Uisahak. 1998 ; 7(1): 77-97.
[On the traditional surgery of Choson period (II)]
Department of the History of Medicine and Medical Ethics, Seoul National University College of Medicine, Korea.
In this paper, authors discussed the classification of swelling (Chong), swelling-treatment methods (Chi-Chong) in Choson period, traditional notions about the natural history, treatment principles, popular healing methods of swelling, and depicted specially designed acupuncture instruments applied to it. Among the six professional guide books at that time, A Secret Recipe of Swelling Treatment (16th century) introduced the invasive surgical method into the narrow disease category i.e. carbuncle and furuncle, cellulitis, erysipelae, and gravitation abscess. The writer named these diseases as 'fire, stone, water, hemp, silk carbuncle', following each specific characteristics. Another surgical book, Orientation to Swelling Treatment (16th century) extended the surgical method to 'non-external' but 'looks-like swelling' diseases, such as pleurisy, tympanitis, testicular swelling, sequestrum of osteomyelitis. It is natural that some researchers doubted whether the book was used in real practice. However, the content of the book is too detailed to be regarded as an imaginary product. From these books and other materials, we found that the traditional notion of swelling was closely related with the notions of 'knotted' or 'pent in'. So 'pent-up rancor' or grudge was thought to aggravate any kind of swelling, and was tabooed or contraindicated in swelling treatment. 'Knotting in mind' was regarded as one of the principal etiologies of 'swelling and abscess formation in the body'. 'Fire in mind' was also regarded as one of the causes of phlegm aggregation resulting in swelling.

# WHAT YOU NEED TO DO
(A) Answer these from the abstract on Choson-period surgery:
(i) Which book introduced the invasive surgical method into a narrow disease category?
(ii) Which department is listed for the abstract?
(iii) What was thought to aggravate any kind of swelling?
(B) Translate this sentence from the abstract on Choson-period surgery into Spanish: "It is natural that some researchers doubted whether the book was used in real practice."
(C) Please extract the part of the abstract on Choson-period surgery from "[On the traditional" to "of Medicine, Korea.".

# DATA RECORDS
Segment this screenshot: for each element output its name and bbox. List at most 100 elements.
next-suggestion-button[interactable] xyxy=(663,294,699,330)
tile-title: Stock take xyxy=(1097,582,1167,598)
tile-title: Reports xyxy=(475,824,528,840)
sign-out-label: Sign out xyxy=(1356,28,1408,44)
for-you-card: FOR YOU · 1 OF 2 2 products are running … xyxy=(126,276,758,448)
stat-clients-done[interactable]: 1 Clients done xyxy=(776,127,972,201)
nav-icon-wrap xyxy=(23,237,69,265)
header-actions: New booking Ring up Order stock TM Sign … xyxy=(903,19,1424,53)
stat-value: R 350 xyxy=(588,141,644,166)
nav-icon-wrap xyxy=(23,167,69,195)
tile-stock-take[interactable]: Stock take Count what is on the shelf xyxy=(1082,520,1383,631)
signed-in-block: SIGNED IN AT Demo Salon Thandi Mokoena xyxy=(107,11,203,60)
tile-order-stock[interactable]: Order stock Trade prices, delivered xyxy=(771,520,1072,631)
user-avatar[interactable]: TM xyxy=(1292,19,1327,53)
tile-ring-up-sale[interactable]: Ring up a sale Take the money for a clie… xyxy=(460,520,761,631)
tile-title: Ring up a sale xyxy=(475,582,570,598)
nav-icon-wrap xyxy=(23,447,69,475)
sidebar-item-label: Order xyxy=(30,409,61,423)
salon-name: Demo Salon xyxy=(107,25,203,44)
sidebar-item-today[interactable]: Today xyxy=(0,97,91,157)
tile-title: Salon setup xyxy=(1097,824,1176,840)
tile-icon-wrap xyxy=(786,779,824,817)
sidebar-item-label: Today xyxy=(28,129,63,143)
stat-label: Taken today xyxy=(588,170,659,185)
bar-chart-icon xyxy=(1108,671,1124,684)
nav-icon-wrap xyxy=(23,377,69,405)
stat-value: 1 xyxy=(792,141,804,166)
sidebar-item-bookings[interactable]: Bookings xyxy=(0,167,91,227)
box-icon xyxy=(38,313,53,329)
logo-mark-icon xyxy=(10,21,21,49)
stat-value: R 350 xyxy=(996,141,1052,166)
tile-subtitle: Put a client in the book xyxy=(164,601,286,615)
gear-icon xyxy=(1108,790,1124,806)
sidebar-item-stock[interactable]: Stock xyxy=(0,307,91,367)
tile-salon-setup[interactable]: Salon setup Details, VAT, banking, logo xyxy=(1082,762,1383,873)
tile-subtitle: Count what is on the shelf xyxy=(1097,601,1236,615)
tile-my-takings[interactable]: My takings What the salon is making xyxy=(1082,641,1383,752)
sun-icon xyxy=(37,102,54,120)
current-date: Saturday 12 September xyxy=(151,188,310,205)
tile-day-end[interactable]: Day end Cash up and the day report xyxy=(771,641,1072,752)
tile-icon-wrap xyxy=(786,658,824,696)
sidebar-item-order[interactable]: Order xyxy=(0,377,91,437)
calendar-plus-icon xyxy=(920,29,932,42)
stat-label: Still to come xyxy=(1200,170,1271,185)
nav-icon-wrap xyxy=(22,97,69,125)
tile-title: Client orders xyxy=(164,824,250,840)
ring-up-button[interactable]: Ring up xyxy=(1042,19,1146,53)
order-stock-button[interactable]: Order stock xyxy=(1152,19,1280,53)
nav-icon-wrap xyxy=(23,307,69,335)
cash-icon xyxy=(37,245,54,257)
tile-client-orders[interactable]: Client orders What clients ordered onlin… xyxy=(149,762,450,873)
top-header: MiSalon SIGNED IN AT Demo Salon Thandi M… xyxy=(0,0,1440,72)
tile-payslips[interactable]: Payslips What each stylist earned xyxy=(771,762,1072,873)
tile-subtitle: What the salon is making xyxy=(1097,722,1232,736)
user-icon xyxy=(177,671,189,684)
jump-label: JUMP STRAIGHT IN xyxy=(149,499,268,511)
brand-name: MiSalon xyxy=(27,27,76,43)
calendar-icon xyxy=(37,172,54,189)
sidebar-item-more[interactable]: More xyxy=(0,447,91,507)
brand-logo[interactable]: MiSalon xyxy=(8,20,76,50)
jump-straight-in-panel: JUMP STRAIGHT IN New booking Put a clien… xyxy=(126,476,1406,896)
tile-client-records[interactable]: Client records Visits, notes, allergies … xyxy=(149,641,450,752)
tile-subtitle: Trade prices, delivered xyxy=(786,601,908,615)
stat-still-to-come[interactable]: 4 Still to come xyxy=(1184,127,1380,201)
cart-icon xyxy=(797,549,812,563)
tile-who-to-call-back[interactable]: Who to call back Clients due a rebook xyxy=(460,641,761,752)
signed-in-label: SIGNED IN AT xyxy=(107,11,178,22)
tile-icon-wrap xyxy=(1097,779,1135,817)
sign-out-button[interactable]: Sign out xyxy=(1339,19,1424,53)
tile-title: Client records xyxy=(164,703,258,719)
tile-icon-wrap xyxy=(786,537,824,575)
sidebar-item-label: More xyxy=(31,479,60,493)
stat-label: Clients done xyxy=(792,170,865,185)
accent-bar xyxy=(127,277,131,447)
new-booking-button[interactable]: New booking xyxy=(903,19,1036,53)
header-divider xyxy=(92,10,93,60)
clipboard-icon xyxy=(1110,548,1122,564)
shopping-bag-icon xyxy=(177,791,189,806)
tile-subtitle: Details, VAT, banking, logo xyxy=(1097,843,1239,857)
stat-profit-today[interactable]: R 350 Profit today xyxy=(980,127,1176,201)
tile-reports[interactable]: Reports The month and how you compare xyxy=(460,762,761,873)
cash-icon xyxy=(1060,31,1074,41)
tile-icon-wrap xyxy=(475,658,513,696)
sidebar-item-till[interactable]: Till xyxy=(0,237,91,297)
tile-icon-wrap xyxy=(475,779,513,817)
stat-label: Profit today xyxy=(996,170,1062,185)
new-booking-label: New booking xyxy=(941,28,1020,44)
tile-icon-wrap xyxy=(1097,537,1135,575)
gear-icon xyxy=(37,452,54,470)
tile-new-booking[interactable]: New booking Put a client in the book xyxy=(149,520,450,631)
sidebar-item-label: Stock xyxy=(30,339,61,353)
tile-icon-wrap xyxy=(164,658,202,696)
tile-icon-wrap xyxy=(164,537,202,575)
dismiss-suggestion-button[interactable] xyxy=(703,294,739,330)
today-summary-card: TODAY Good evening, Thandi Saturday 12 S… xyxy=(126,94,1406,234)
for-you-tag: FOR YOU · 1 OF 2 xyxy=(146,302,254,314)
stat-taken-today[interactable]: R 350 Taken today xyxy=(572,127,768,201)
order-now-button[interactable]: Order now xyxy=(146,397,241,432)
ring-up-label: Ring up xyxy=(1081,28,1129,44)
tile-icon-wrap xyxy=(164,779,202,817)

# SOLUTIONS PER TASK
(A)
(i) A Secret Recipe of Swelling Treatment (16th century)
(ii) The Department of the History of Medicine and Medical Ethics, Seoul National University College of Medicine, Korea
(iii) 'Pent-up rancor' or grudge

(B) Es natural que algunos investigadores dudaran de si el libro se usaba en la práctica real.

(C)
[On the traditional surgery of Choson period (II)]
Department of the History of Medicine and Medical Ethics, Seoul National University College of Medicine, Korea.